The problem: Output, with no changes, the span of lines that opens with the line containing "Extract all the data from this chart as JSON." and closes with the last line.

The input:
-------------------------

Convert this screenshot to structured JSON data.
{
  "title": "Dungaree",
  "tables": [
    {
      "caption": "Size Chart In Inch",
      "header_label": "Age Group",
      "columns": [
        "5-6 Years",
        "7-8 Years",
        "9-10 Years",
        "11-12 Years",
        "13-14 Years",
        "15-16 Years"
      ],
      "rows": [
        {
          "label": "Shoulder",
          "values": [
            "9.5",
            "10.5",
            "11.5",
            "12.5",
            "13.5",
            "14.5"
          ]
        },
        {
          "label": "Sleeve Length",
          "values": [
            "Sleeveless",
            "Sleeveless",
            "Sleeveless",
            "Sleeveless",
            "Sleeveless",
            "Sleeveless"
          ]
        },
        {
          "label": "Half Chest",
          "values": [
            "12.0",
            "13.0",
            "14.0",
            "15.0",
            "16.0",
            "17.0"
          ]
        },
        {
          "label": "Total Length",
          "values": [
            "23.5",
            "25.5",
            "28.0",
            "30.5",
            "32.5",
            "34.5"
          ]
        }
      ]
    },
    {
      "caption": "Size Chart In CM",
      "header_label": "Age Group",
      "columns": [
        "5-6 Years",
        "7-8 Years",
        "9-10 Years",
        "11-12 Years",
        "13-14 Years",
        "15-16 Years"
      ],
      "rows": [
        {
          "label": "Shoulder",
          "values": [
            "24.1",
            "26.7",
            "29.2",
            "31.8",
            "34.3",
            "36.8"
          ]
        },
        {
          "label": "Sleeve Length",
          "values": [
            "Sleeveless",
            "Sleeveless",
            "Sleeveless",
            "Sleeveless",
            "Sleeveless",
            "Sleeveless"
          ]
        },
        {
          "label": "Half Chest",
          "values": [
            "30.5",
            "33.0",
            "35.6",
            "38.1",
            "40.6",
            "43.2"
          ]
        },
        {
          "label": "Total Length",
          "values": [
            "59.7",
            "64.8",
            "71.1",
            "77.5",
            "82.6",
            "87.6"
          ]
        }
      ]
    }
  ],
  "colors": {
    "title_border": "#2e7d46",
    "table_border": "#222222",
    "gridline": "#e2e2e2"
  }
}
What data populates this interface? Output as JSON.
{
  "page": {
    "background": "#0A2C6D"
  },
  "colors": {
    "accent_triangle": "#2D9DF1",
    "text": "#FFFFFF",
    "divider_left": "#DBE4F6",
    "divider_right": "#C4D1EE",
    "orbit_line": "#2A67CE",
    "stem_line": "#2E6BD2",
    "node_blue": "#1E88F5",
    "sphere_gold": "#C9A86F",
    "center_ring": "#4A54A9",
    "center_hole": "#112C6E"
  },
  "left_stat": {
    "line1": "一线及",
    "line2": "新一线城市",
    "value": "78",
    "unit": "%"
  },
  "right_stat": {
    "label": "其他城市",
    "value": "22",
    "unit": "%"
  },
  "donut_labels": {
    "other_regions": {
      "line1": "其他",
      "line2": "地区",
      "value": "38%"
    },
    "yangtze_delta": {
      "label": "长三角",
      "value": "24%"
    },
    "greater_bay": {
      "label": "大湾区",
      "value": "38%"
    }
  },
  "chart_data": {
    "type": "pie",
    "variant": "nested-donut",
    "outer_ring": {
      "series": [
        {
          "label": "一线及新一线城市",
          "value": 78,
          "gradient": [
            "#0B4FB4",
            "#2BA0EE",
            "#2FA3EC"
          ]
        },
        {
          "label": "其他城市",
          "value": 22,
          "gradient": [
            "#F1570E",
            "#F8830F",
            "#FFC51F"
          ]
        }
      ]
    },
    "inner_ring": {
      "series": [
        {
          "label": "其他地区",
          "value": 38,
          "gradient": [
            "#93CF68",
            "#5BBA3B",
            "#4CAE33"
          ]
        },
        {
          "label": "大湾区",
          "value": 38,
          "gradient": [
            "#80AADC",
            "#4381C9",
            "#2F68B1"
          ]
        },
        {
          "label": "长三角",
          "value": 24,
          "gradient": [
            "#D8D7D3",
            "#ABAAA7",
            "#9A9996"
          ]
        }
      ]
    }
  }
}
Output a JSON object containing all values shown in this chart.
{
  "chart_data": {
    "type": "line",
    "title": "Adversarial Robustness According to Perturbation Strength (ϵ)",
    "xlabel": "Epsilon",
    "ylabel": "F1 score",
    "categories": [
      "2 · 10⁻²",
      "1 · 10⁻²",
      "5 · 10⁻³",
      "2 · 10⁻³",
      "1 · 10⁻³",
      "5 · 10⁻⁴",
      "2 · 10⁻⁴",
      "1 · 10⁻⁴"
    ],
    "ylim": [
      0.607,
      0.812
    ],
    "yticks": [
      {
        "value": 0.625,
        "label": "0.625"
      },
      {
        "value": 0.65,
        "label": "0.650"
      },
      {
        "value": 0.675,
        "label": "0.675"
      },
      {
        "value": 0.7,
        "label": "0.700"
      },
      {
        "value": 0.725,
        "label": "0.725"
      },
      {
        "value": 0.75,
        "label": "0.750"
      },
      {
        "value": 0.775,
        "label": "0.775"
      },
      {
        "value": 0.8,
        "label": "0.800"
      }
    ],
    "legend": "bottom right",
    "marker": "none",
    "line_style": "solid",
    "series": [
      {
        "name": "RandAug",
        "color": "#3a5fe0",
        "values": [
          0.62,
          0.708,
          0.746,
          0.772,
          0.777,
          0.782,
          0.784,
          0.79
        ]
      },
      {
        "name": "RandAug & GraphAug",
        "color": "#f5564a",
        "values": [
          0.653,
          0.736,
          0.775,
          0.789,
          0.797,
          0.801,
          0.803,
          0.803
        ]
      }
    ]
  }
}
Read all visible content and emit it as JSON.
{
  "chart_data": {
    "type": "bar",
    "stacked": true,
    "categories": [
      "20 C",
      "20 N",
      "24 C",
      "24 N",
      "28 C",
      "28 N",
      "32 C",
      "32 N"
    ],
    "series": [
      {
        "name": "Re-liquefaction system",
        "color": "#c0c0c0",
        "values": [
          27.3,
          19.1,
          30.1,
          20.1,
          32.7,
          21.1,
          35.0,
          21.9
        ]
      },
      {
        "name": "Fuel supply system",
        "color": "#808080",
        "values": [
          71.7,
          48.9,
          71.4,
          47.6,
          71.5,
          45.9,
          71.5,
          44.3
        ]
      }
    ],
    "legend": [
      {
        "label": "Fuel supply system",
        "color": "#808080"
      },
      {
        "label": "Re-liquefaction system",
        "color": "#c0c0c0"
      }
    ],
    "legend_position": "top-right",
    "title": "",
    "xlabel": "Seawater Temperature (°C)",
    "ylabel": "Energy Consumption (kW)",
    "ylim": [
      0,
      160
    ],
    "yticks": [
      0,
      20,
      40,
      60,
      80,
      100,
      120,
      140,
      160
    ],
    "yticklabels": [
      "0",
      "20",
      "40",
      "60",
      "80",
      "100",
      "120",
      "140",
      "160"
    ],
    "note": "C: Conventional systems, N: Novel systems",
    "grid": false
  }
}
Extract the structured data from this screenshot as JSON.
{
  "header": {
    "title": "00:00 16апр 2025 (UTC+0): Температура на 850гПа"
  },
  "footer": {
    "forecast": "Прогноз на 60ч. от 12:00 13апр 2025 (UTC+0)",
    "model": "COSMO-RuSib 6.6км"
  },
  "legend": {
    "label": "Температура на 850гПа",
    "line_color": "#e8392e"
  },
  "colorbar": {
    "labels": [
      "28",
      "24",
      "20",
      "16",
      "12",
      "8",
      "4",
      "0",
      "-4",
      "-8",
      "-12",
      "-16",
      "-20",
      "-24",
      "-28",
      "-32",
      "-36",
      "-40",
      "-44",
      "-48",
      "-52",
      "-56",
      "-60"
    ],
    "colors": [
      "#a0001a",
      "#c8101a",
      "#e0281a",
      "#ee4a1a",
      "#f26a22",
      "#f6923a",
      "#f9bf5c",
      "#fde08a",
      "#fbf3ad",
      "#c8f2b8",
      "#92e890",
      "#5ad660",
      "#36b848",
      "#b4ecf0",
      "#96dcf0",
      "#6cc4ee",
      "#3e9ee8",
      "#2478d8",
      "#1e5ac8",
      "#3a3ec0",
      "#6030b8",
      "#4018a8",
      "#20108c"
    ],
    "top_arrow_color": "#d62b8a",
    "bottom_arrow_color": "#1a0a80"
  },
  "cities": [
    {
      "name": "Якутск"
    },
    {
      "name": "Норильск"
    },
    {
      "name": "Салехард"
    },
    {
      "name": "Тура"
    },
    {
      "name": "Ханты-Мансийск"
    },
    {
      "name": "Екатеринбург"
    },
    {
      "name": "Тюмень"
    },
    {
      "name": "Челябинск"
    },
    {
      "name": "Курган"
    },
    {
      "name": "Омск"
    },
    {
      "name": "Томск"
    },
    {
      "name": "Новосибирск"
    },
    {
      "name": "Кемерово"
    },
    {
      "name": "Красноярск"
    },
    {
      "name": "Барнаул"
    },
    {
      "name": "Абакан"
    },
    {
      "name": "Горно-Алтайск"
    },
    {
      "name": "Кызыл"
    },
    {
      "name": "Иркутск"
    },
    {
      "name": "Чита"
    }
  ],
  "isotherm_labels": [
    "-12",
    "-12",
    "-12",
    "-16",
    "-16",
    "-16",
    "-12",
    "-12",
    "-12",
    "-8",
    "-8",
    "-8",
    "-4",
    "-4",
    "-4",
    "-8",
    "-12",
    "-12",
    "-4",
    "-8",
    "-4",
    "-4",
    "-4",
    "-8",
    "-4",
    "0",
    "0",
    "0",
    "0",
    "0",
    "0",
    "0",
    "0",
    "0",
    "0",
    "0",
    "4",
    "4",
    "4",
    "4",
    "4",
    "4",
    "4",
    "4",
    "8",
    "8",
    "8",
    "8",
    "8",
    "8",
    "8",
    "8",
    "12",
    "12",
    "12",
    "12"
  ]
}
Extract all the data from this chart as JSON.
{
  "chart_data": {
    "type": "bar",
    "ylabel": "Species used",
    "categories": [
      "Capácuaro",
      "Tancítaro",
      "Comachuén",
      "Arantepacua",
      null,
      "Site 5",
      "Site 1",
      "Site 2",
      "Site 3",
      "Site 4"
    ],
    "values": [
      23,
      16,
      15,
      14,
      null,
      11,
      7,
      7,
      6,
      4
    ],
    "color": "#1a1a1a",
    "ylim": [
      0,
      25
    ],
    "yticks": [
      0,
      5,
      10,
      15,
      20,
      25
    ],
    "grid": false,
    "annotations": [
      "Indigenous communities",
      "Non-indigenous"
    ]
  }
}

-------------------------

Written reply:
Extract all the data from this chart as JSON.
{
  "chart_data": {
    "type": "bar",
    "ylabel": "Species used",
    "categories": [
      "Capácuaro",
      "Tancítaro",
      "Comachuén",
      "Arantepacua",
      null,
      "Site 5",
      "Site 1",
      "Site 2",
      "Site 3",
      "Site 4"
    ],
    "values": [
      23,
      16,
      15,
      14,
      null,
      11,
      7,
      7,
      6,
      4
    ],
    "color": "#1a1a1a",
    "ylim": [
      0,
      25
    ],
    "yticks": [
      0,
      5,
      10,
      15,
      20,
      25
    ],
    "grid": false,
    "annotations": [
      "Indigenous communities",
      "Non-indigenous"
    ]
  }
}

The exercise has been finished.